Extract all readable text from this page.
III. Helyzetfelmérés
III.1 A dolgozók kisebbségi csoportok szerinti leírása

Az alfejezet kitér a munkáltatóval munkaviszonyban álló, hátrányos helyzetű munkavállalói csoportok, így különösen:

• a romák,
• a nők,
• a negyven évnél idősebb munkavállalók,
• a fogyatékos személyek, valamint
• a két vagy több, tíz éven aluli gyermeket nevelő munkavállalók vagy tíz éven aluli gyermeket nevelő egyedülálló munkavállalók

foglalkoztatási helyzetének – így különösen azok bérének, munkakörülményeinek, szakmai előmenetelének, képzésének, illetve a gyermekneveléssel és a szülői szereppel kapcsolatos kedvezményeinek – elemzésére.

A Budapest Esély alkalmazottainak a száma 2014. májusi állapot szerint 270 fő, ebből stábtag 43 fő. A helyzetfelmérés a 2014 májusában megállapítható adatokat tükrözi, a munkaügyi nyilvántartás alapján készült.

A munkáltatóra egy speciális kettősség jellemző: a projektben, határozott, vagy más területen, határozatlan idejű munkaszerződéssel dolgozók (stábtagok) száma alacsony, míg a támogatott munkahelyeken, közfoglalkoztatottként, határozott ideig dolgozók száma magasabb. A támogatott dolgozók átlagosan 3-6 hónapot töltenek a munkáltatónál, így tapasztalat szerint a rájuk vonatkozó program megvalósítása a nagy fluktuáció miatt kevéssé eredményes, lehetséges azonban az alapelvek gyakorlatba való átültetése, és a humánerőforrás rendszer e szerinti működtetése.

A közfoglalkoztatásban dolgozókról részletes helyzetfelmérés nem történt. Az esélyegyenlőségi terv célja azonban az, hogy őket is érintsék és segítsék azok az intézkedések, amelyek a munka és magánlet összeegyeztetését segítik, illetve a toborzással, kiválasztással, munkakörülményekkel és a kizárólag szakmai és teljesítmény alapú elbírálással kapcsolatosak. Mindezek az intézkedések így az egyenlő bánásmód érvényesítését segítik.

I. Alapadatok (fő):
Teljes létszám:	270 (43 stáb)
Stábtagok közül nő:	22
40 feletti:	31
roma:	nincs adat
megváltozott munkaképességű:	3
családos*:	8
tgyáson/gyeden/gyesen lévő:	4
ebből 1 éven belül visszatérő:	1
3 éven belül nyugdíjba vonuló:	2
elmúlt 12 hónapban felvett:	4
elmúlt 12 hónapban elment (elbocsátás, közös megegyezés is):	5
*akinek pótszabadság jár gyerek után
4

▸ EXERCISE DETAILS
Where a line in the material above holds "éven", copy that line.

▸ EXERCISE ANSWER
• a két vagy több, tíz éven aluli gyermeket nevelő munkavállalók vagy tíz éven aluli gyermeket nevelő egyedülálló munkavállalók
ebből 1 éven belül visszatérő:	1
3 éven belül nyugdíjba vonuló:	2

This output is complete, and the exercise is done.